> **Short problem**
Pull out each line of the data that includes the word "down".
>> Begin Record extracts
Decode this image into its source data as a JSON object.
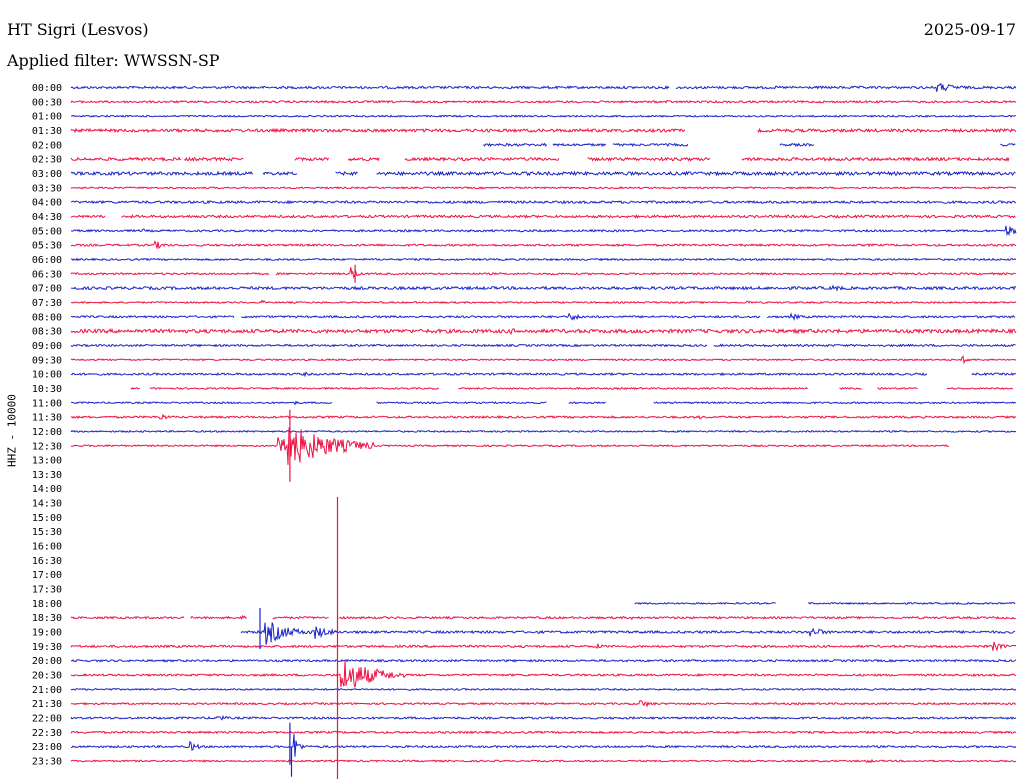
{
  "header": {
    "station": "HT Sigri (Lesvos)",
    "date": "2025-09-17",
    "filter": "Applied filter: WWSSN-SP",
    "channel": "HHZ - 10000"
  },
  "colors": {
    "blue": "#1a23c8",
    "red": "#ee1144"
  },
  "chart_data": {
    "type": "line",
    "title": "HT Sigri (Lesvos)",
    "subtitle": "Applied filter: WWSSN-SP",
    "ylabel": "HHZ - 10000",
    "y_tick_labels": [
      "00:00",
      "00:30",
      "01:00",
      "01:30",
      "02:00",
      "02:30",
      "03:00",
      "03:30",
      "04:00",
      "04:30",
      "05:00",
      "05:30",
      "06:00",
      "06:30",
      "07:00",
      "07:30",
      "08:00",
      "08:30",
      "09:00",
      "09:30",
      "10:00",
      "10:30",
      "11:00",
      "11:30",
      "12:00",
      "12:30",
      "13:00",
      "13:30",
      "14:00",
      "14:30",
      "15:00",
      "15:30",
      "16:00",
      "16:30",
      "17:00",
      "17:30",
      "18:00",
      "18:30",
      "19:00",
      "19:30",
      "20:00",
      "20:30",
      "21:00",
      "21:30",
      "22:00",
      "22:30",
      "23:00",
      "23:30"
    ],
    "x_range_minutes": [
      0,
      30
    ],
    "traces": [
      {
        "row": 0,
        "color": "blue",
        "noise": 1.2,
        "segments": [
          [
            0,
            19.0
          ],
          [
            19.2,
            30
          ]
        ],
        "events": [
          [
            27.5,
            5,
            1.5
          ]
        ]
      },
      {
        "row": 1,
        "color": "red",
        "noise": 1.0,
        "segments": [
          [
            0,
            30
          ]
        ],
        "events": [
          [
            18.9,
            2,
            0.5
          ],
          [
            21.2,
            1.5,
            0.3
          ]
        ]
      },
      {
        "row": 2,
        "color": "blue",
        "noise": 0.8,
        "segments": [
          [
            0,
            30
          ]
        ],
        "events": []
      },
      {
        "row": 3,
        "color": "red",
        "noise": 1.5,
        "segments": [
          [
            0,
            19.5
          ],
          [
            21.8,
            30
          ]
        ],
        "events": []
      },
      {
        "row": 4,
        "color": "blue",
        "noise": 1.2,
        "segments": [
          [
            13.1,
            15.1
          ],
          [
            15.3,
            17.0
          ],
          [
            17.2,
            19.6
          ],
          [
            22.5,
            23.6
          ],
          [
            29.5,
            30
          ]
        ],
        "events": []
      },
      {
        "row": 5,
        "color": "red",
        "noise": 1.5,
        "segments": [
          [
            0,
            3.5
          ],
          [
            3.6,
            5.5
          ],
          [
            7.1,
            8.2
          ],
          [
            8.8,
            9.8
          ],
          [
            10.6,
            15.5
          ],
          [
            16.4,
            20.3
          ],
          [
            21.3,
            29.8
          ]
        ],
        "events": [
          [
            5.9,
            4,
            0.3
          ]
        ]
      },
      {
        "row": 6,
        "color": "blue",
        "noise": 1.6,
        "segments": [
          [
            0,
            5.8
          ],
          [
            6.1,
            7.2
          ],
          [
            8.4,
            9.1
          ],
          [
            9.7,
            30
          ]
        ],
        "events": []
      },
      {
        "row": 7,
        "color": "red",
        "noise": 0.8,
        "segments": [
          [
            0,
            30
          ]
        ],
        "events": [
          [
            1.2,
            2,
            0.5
          ],
          [
            29.1,
            2,
            0.4
          ]
        ]
      },
      {
        "row": 8,
        "color": "blue",
        "noise": 1.2,
        "segments": [
          [
            0,
            30
          ]
        ],
        "events": []
      },
      {
        "row": 9,
        "color": "red",
        "noise": 1.2,
        "segments": [
          [
            0,
            1.1
          ],
          [
            1.6,
            30
          ]
        ],
        "events": []
      },
      {
        "row": 10,
        "color": "blue",
        "noise": 1.0,
        "segments": [
          [
            0,
            30
          ]
        ],
        "events": [
          [
            2.3,
            2,
            0.4
          ],
          [
            29.7,
            6,
            1.2
          ]
        ]
      },
      {
        "row": 11,
        "color": "red",
        "noise": 1.0,
        "segments": [
          [
            0,
            30
          ]
        ],
        "events": [
          [
            2.7,
            4,
            0.7
          ]
        ]
      },
      {
        "row": 12,
        "color": "blue",
        "noise": 0.9,
        "segments": [
          [
            0,
            30
          ]
        ],
        "events": []
      },
      {
        "row": 13,
        "color": "red",
        "noise": 0.9,
        "segments": [
          [
            0,
            6.3
          ],
          [
            6.5,
            30
          ]
        ],
        "events": [
          [
            8.9,
            9,
            0.3
          ]
        ]
      },
      {
        "row": 14,
        "color": "blue",
        "noise": 1.4,
        "segments": [
          [
            0,
            30
          ]
        ],
        "events": [
          [
            24.2,
            3,
            1.0
          ]
        ]
      },
      {
        "row": 15,
        "color": "red",
        "noise": 0.8,
        "segments": [
          [
            0,
            30
          ]
        ],
        "events": [
          [
            6.1,
            2,
            0.4
          ],
          [
            21.5,
            2,
            0.4
          ]
        ]
      },
      {
        "row": 16,
        "color": "blue",
        "noise": 1.0,
        "segments": [
          [
            0,
            5.2
          ],
          [
            5.4,
            21.9
          ],
          [
            22.1,
            30
          ]
        ],
        "events": [
          [
            15.8,
            4,
            1.0
          ],
          [
            22.9,
            3,
            0.8
          ]
        ]
      },
      {
        "row": 17,
        "color": "red",
        "noise": 1.8,
        "segments": [
          [
            0,
            30
          ]
        ],
        "events": [
          [
            14.0,
            3,
            0.6
          ]
        ]
      },
      {
        "row": 18,
        "color": "blue",
        "noise": 1.0,
        "segments": [
          [
            0,
            20.2
          ],
          [
            20.4,
            30
          ]
        ],
        "events": []
      },
      {
        "row": 19,
        "color": "red",
        "noise": 0.8,
        "segments": [
          [
            0,
            30
          ]
        ],
        "events": [
          [
            28.3,
            4,
            0.5
          ]
        ]
      },
      {
        "row": 20,
        "color": "blue",
        "noise": 1.0,
        "segments": [
          [
            0,
            27.2
          ],
          [
            28.6,
            30
          ]
        ],
        "events": [
          [
            7.4,
            2,
            0.7
          ]
        ]
      },
      {
        "row": 21,
        "color": "red",
        "noise": 0.8,
        "segments": [
          [
            1.9,
            2.2
          ],
          [
            2.5,
            11.7
          ],
          [
            12.3,
            23.4
          ],
          [
            24.4,
            25.1
          ],
          [
            25.6,
            26.9
          ],
          [
            27.8,
            29.9
          ]
        ],
        "events": []
      },
      {
        "row": 22,
        "color": "blue",
        "noise": 0.8,
        "segments": [
          [
            0,
            8.3
          ],
          [
            9.7,
            15.1
          ],
          [
            15.8,
            17.0
          ],
          [
            18.5,
            30
          ]
        ],
        "events": [
          [
            7.1,
            2,
            0.5
          ]
        ]
      },
      {
        "row": 23,
        "color": "red",
        "noise": 1.0,
        "segments": [
          [
            0,
            30
          ]
        ],
        "events": [
          [
            2.8,
            4,
            0.6
          ],
          [
            20.0,
            2,
            0.4
          ]
        ]
      },
      {
        "row": 24,
        "color": "blue",
        "noise": 0.8,
        "segments": [
          [
            0,
            30
          ]
        ],
        "events": []
      },
      {
        "row": 25,
        "color": "red",
        "noise": 0.8,
        "segments": [
          [
            0,
            27.9
          ]
        ],
        "events": [
          [
            6.6,
            28,
            3.0
          ]
        ]
      },
      {
        "row": 36,
        "color": "blue",
        "noise": 0.8,
        "segments": [
          [
            17.9,
            22.4
          ],
          [
            23.4,
            30
          ]
        ],
        "events": []
      },
      {
        "row": 37,
        "color": "red",
        "noise": 1.0,
        "segments": [
          [
            0,
            3.6
          ],
          [
            3.8,
            5.6
          ],
          [
            6.4,
            8.2
          ],
          [
            8.5,
            30
          ]
        ],
        "events": [
          [
            5.4,
            3,
            0.3
          ],
          [
            17.8,
            2,
            0.3
          ]
        ]
      },
      {
        "row": 38,
        "color": "blue",
        "noise": 1.2,
        "segments": [
          [
            5.4,
            30
          ]
        ],
        "events": [
          [
            6.2,
            13,
            1.5
          ],
          [
            7.7,
            8,
            1.0
          ],
          [
            23.5,
            5,
            1.0
          ]
        ]
      },
      {
        "row": 39,
        "color": "red",
        "noise": 1.1,
        "segments": [
          [
            0,
            30
          ]
        ],
        "events": [
          [
            16.7,
            3,
            0.6
          ],
          [
            29.3,
            5,
            0.7
          ]
        ]
      },
      {
        "row": 40,
        "color": "blue",
        "noise": 1.0,
        "segments": [
          [
            0,
            30
          ]
        ],
        "events": [
          [
            4.4,
            2,
            0.5
          ]
        ]
      },
      {
        "row": 41,
        "color": "red",
        "noise": 1.0,
        "segments": [
          [
            0,
            30
          ]
        ],
        "events": [
          [
            8.6,
            20,
            2.0
          ]
        ]
      },
      {
        "row": 42,
        "color": "blue",
        "noise": 0.8,
        "segments": [
          [
            0,
            30
          ]
        ],
        "events": []
      },
      {
        "row": 43,
        "color": "red",
        "noise": 0.9,
        "segments": [
          [
            0,
            30
          ]
        ],
        "events": [
          [
            18.1,
            4,
            0.8
          ]
        ]
      },
      {
        "row": 44,
        "color": "blue",
        "noise": 1.0,
        "segments": [
          [
            0,
            30
          ]
        ],
        "events": [
          [
            4.6,
            4,
            0.7
          ]
        ]
      },
      {
        "row": 45,
        "color": "red",
        "noise": 1.0,
        "segments": [
          [
            0,
            30
          ]
        ],
        "events": []
      },
      {
        "row": 46,
        "color": "blue",
        "noise": 1.0,
        "segments": [
          [
            0,
            30
          ]
        ],
        "events": [
          [
            3.8,
            5,
            0.6
          ],
          [
            7.1,
            14,
            0.3
          ]
        ]
      },
      {
        "row": 47,
        "color": "red",
        "noise": 0.8,
        "segments": [
          [
            0,
            30
          ]
        ],
        "events": [
          [
            25.3,
            2,
            0.6
          ]
        ]
      }
    ],
    "spikes": [
      {
        "row": 13,
        "minute": 9.02,
        "color": "red",
        "up": 9,
        "down": 9
      },
      {
        "row": 25,
        "minute": 6.95,
        "color": "red",
        "up": 36,
        "down": 36
      },
      {
        "row": 38,
        "minute": 6.0,
        "color": "blue",
        "up": 24,
        "down": 17
      },
      {
        "row": 41,
        "minute": 8.46,
        "color": "red",
        "up": 178,
        "down": 106
      },
      {
        "row": 46,
        "minute": 6.95,
        "color": "blue",
        "up": 24,
        "down": 18
      },
      {
        "row": 46,
        "minute": 7.0,
        "color": "blue",
        "up": 0,
        "down": 30
      }
    ]
  }
}
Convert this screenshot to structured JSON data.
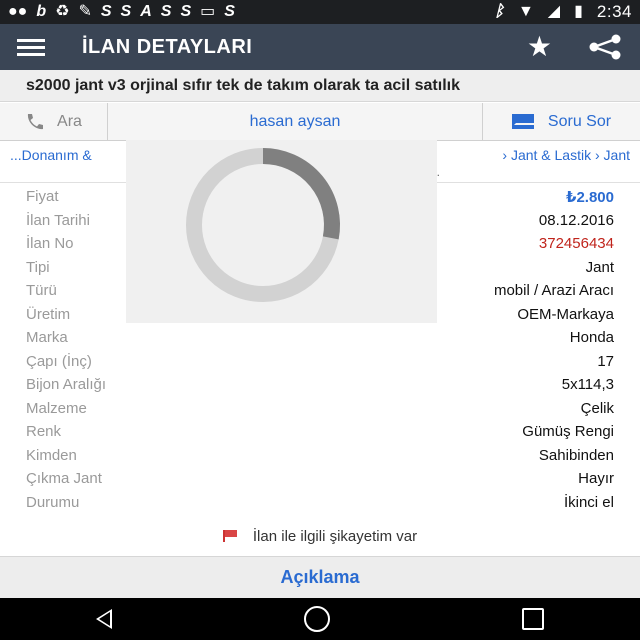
{
  "status_bar": {
    "left_icons": [
      "chat-icon",
      "b-icon",
      "recycle-icon",
      "wrench-icon",
      "sf-icon",
      "s-icon",
      "a-icon",
      "sf-icon",
      "sf-icon",
      "badge-icon",
      "s-icon"
    ],
    "left_glyphs": [
      "●●",
      "b",
      "♻",
      "✎",
      "S",
      "S",
      "A",
      "S",
      "S",
      "▭",
      "S"
    ],
    "time": "2:34"
  },
  "app_bar": {
    "title": "İLAN DETAYLARI",
    "menu_icon": "hamburger-icon",
    "star_icon": "star-icon",
    "share_icon": "share-icon"
  },
  "listing": {
    "title": "s2000 jant v3 orjinal sıfır tek de takım olarak ta acil satılık"
  },
  "contact": {
    "call_label": "Ara",
    "seller_name": "hasan aysan",
    "ask_label": "Soru Sor"
  },
  "breadcrumb": {
    "left": "...Donanım &",
    "right": "› Jant & Lastik › Jant",
    "sub": "n."
  },
  "details": [
    {
      "label": "Fiyat",
      "value": "₺2.800"
    },
    {
      "label": "İlan Tarihi",
      "value": "08.12.2016"
    },
    {
      "label": "İlan No",
      "value": "372456434"
    },
    {
      "label": "Tipi",
      "value": "Jant"
    },
    {
      "label": "Türü",
      "value": "mobil / Arazi Aracı"
    },
    {
      "label": "Üretim",
      "value": "OEM-Markaya"
    },
    {
      "label": "Marka",
      "value": "Honda"
    },
    {
      "label": "Çapı (İnç)",
      "value": "17"
    },
    {
      "label": "Bijon Aralığı",
      "value": "5x114,3"
    },
    {
      "label": "Malzeme",
      "value": "Çelik"
    },
    {
      "label": "Renk",
      "value": "Gümüş Rengi"
    },
    {
      "label": "Kimden",
      "value": "Sahibinden"
    },
    {
      "label": "Çıkma Jant",
      "value": "Hayır"
    },
    {
      "label": "Durumu",
      "value": "İkinci el"
    }
  ],
  "complaint": {
    "label": "İlan ile ilgili şikayetim var"
  },
  "description_tab": {
    "label": "Açıklama"
  },
  "loading": {
    "progress_fraction": 0.28
  },
  "colors": {
    "app_bar": "#3a4555",
    "accent": "#2a6bd1",
    "listing_id": "#c0241c"
  }
}
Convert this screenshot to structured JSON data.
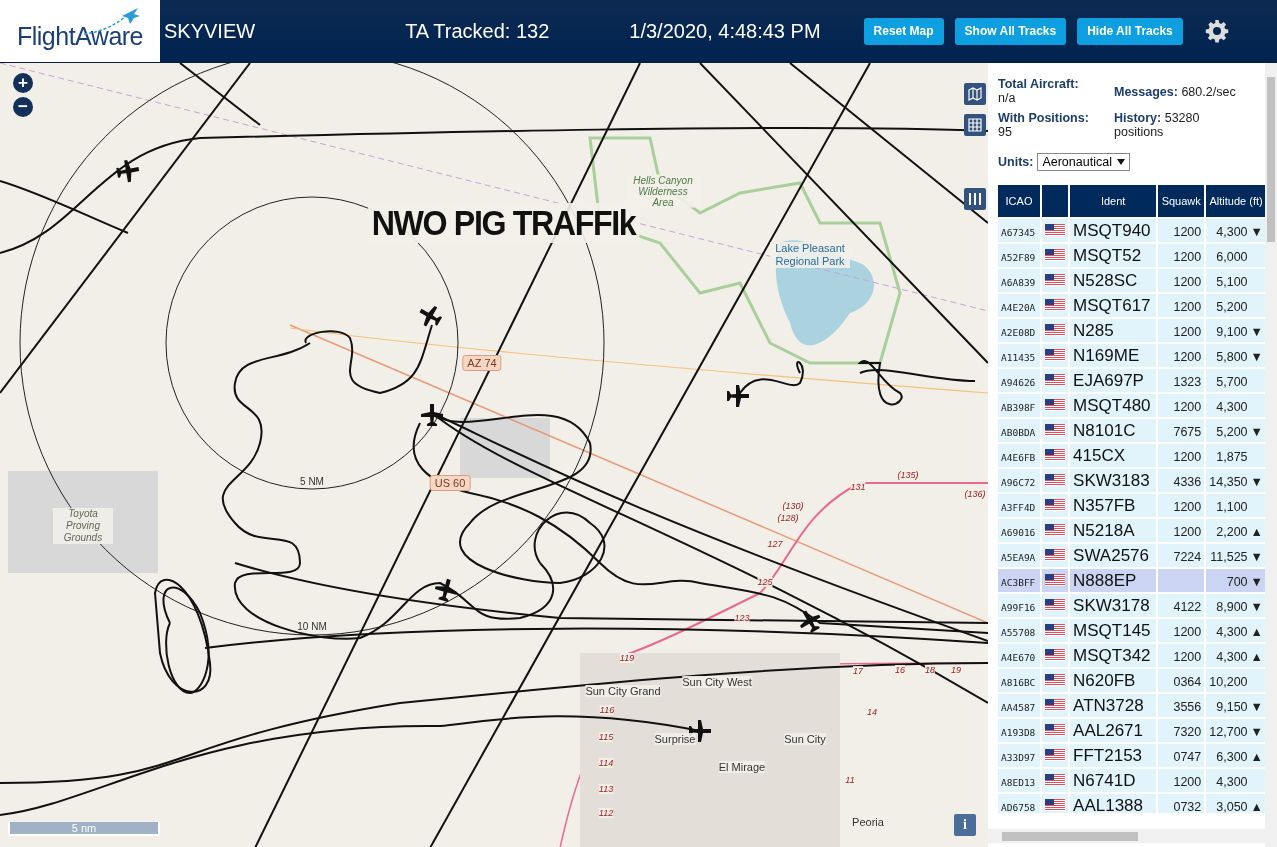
>> End Record extracts
> **Full answer**
        "down": 9
        "down": 36
        "down": 17
        "down": 106
        "down": 18
        "down": 30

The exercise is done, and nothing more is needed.